Short problem »
Print the full listing exactly.

== Material shown ==

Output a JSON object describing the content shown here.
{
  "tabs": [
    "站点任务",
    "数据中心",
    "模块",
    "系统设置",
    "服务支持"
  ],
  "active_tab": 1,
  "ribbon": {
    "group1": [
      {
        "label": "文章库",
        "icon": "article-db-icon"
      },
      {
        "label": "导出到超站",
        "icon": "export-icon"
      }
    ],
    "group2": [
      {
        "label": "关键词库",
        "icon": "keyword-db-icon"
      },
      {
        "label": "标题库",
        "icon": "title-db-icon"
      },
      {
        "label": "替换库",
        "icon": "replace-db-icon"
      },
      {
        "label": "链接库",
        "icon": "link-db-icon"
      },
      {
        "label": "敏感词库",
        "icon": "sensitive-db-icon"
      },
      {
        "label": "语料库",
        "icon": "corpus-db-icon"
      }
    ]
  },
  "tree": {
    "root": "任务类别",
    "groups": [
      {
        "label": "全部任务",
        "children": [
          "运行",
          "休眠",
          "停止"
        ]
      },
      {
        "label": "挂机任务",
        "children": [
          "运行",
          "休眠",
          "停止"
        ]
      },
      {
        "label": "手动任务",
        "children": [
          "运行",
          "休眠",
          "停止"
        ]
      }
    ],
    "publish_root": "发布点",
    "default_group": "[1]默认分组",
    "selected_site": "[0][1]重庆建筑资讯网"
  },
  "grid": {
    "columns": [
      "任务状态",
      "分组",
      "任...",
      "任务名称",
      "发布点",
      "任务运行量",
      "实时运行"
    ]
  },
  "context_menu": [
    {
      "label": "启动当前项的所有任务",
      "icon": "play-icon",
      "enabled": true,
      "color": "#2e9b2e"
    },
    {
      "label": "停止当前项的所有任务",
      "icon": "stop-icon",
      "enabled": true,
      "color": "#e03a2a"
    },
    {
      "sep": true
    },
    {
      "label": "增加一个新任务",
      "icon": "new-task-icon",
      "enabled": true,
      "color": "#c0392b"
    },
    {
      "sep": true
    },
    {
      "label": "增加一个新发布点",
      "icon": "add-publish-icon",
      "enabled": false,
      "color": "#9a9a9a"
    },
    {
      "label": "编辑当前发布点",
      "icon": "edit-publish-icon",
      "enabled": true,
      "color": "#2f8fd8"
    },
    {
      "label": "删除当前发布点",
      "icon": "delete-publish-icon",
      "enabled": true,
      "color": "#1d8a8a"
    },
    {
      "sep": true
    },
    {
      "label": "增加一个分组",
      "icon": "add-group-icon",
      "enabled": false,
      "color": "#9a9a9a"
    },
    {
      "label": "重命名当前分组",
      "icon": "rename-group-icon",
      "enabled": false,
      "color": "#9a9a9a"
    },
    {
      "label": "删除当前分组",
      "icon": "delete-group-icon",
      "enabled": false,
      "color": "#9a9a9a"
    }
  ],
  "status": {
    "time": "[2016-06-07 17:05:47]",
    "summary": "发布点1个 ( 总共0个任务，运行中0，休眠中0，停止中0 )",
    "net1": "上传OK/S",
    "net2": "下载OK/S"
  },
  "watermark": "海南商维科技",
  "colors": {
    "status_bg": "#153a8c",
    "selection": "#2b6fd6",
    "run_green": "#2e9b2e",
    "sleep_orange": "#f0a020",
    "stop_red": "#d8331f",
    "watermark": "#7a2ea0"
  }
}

===

Response to this task »
Output a JSON object describing the content shown here.
{
  "tabs": [
    "站点任务",
    "数据中心",
    "模块",
    "系统设置",
    "服务支持"
  ],
  "active_tab": 1,
  "ribbon": {
    "group1": [
      {
        "label": "文章库",
        "icon": "article-db-icon"
      },
      {
        "label": "导出到超站",
        "icon": "export-icon"
      }
    ],
    "group2": [
      {
        "label": "关键词库",
        "icon": "keyword-db-icon"
      },
      {
        "label": "标题库",
        "icon": "title-db-icon"
      },
      {
        "label": "替换库",
        "icon": "replace-db-icon"
      },
      {
        "label": "链接库",
        "icon": "link-db-icon"
      },
      {
        "label": "敏感词库",
        "icon": "sensitive-db-icon"
      },
      {
        "label": "语料库",
        "icon": "corpus-db-icon"
      }
    ]
  },
  "tree": {
    "root": "任务类别",
    "groups": [
      {
        "label": "全部任务",
        "children": [
          "运行",
          "休眠",
          "停止"
        ]
      },
      {
        "label": "挂机任务",
        "children": [
          "运行",
          "休眠",
          "停止"
        ]
      },
      {
        "label": "手动任务",
        "children": [
          "运行",
          "休眠",
          "停止"
        ]
      }
    ],
    "publish_root": "发布点",
    "default_group": "[1]默认分组",
    "selected_site": "[0][1]重庆建筑资讯网"
  },
  "grid": {
    "columns": [
      "任务状态",
      "分组",
      "任...",
      "任务名称",
      "发布点",
      "任务运行量",
      "实时运行"
    ]
  },
  "context_menu": [
    {
      "label": "启动当前项的所有任务",
      "icon": "play-icon",
      "enabled": true,
      "color": "#2e9b2e"
    },
    {
      "label": "停止当前项的所有任务",
      "icon": "stop-icon",
      "enabled": true,
      "color": "#e03a2a"
    },
    {
      "sep": true
    },
    {
      "label": "增加一个新任务",
      "icon": "new-task-icon",
      "enabled": true,
      "color": "#c0392b"
    },
    {
      "sep": true
    },
    {
      "label": "增加一个新发布点",
      "icon": "add-publish-icon",
      "enabled": false,
      "color": "#9a9a9a"
    },
    {
      "label": "编辑当前发布点",
      "icon": "edit-publish-icon",
      "enabled": true,
      "color": "#2f8fd8"
    },
    {
      "label": "删除当前发布点",
      "icon": "delete-publish-icon",
      "enabled": true,
      "color": "#1d8a8a"
    },
    {
      "sep": true
    },
    {
      "label": "增加一个分组",
      "icon": "add-group-icon",
      "enabled": false,
      "color": "#9a9a9a"
    },
    {
      "label": "重命名当前分组",
      "icon": "rename-group-icon",
      "enabled": false,
      "color": "#9a9a9a"
    },
    {
      "label": "删除当前分组",
      "icon": "delete-group-icon",
      "enabled": false,
      "color": "#9a9a9a"
    }
  ],
  "status": {
    "time": "[2016-06-07 17:05:47]",
    "summary": "发布点1个 ( 总共0个任务，运行中0，休眠中0，停止中0 )",
    "net1": "上传OK/S",
    "net2": "下载OK/S"
  },
  "watermark": "海南商维科技",
  "colors": {
    "status_bg": "#153a8c",
    "selection": "#2b6fd6",
    "run_green": "#2e9b2e",
    "sleep_orange": "#f0a020",
    "stop_red": "#d8331f",
    "watermark": "#7a2ea0"
  }
}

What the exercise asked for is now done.